Data records
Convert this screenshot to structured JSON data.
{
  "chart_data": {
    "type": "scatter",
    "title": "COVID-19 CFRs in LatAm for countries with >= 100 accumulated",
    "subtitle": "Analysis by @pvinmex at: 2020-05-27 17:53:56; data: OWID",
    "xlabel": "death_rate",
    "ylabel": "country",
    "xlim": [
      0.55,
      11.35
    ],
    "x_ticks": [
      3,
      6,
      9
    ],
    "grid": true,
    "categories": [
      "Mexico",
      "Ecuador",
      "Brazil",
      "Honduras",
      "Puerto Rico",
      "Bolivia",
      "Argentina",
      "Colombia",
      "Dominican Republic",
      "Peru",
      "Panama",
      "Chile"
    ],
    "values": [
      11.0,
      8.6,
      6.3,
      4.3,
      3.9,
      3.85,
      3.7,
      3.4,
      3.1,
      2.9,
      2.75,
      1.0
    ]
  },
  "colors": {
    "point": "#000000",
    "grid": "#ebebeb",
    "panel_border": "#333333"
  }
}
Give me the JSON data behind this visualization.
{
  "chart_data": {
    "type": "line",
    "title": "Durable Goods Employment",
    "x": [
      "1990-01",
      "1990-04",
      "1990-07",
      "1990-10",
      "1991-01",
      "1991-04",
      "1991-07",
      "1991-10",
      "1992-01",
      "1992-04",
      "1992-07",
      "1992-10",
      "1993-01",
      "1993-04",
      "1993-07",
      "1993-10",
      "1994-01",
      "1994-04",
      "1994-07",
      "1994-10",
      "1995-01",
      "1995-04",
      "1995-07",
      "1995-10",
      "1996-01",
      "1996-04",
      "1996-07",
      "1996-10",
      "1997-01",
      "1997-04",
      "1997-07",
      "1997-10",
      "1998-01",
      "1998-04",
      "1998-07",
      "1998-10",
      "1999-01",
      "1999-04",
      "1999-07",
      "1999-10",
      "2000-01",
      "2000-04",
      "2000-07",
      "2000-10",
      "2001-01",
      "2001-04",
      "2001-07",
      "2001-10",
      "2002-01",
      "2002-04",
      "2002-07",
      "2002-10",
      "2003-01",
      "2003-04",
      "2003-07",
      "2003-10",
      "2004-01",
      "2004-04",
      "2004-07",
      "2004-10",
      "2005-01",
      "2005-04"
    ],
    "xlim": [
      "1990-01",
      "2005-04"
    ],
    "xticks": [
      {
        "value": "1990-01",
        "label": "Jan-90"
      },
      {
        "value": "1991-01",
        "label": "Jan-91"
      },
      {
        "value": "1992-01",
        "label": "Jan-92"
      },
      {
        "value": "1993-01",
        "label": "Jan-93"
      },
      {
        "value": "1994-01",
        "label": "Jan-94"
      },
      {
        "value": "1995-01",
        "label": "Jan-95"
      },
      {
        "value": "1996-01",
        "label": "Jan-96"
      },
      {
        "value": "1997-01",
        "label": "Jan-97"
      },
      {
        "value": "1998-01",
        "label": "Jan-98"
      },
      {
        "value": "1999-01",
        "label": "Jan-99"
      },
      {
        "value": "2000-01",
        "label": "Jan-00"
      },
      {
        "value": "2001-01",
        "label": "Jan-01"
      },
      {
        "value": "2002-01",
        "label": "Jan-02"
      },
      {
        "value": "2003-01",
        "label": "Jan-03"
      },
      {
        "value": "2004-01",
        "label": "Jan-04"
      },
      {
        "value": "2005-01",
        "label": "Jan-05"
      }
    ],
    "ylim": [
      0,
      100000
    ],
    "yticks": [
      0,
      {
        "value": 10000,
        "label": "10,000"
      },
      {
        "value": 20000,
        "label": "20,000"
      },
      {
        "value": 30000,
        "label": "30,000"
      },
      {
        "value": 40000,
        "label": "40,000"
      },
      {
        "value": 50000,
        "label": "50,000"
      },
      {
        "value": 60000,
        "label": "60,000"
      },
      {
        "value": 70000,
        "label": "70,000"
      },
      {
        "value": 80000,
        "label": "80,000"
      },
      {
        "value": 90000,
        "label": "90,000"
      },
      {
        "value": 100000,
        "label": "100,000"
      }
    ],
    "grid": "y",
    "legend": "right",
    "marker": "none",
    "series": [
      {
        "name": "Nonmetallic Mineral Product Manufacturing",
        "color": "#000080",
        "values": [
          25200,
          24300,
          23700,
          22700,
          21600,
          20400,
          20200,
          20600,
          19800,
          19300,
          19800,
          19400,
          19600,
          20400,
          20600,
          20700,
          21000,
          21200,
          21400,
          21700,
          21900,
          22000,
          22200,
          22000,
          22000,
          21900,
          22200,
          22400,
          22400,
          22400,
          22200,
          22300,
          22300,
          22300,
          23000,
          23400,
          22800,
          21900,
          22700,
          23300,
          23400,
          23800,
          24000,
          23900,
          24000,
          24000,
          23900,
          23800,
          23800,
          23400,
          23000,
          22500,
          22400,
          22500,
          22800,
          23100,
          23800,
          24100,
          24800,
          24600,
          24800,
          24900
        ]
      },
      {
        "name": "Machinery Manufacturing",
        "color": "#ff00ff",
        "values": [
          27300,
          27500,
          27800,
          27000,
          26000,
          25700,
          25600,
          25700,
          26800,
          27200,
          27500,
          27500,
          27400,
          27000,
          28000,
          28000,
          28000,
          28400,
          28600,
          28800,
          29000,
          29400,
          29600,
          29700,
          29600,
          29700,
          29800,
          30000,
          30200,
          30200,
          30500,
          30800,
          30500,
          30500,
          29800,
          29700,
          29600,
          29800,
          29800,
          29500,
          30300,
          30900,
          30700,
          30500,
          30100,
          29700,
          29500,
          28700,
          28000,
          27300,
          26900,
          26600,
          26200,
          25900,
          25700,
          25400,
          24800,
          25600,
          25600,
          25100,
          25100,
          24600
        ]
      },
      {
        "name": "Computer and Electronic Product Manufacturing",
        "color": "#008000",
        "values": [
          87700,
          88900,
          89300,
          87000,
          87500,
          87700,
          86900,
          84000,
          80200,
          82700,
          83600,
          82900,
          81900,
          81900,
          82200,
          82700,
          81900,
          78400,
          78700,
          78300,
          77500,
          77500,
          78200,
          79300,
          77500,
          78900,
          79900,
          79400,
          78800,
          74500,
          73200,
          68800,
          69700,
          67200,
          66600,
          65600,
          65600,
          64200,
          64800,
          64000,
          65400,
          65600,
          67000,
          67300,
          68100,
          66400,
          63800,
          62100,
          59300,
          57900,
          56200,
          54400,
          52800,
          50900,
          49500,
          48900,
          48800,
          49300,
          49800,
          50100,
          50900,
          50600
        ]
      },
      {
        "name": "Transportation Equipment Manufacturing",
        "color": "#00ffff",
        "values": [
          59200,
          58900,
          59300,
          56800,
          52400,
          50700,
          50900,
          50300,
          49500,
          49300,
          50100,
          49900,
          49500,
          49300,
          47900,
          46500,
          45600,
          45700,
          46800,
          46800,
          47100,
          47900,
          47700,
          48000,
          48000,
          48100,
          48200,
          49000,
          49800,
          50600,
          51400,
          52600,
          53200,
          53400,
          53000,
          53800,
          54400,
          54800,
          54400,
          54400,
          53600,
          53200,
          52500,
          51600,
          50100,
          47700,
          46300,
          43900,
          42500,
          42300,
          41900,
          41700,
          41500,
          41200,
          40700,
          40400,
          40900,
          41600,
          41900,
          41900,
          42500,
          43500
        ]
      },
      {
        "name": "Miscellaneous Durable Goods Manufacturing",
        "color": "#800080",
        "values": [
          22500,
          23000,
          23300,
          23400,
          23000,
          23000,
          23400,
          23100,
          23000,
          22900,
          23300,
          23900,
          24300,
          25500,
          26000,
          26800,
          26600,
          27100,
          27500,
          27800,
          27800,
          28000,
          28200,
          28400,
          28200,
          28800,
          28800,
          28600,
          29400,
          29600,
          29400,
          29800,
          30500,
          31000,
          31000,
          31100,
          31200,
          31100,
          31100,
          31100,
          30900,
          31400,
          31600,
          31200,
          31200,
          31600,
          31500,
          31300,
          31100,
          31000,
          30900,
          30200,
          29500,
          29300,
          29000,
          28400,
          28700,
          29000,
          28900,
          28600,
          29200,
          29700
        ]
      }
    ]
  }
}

REQUEST
Copy every line in the entries above that has the string "name" in it.

TASK SOLUTION
        "name": "Nonmetallic Mineral Product Manufacturing",
        "name": "Machinery Manufacturing",
        "name": "Computer and Electronic Product Manufacturing",
        "name": "Transportation Equipment Manufacturing",
        "name": "Miscellaneous Durable Goods Manufacturing",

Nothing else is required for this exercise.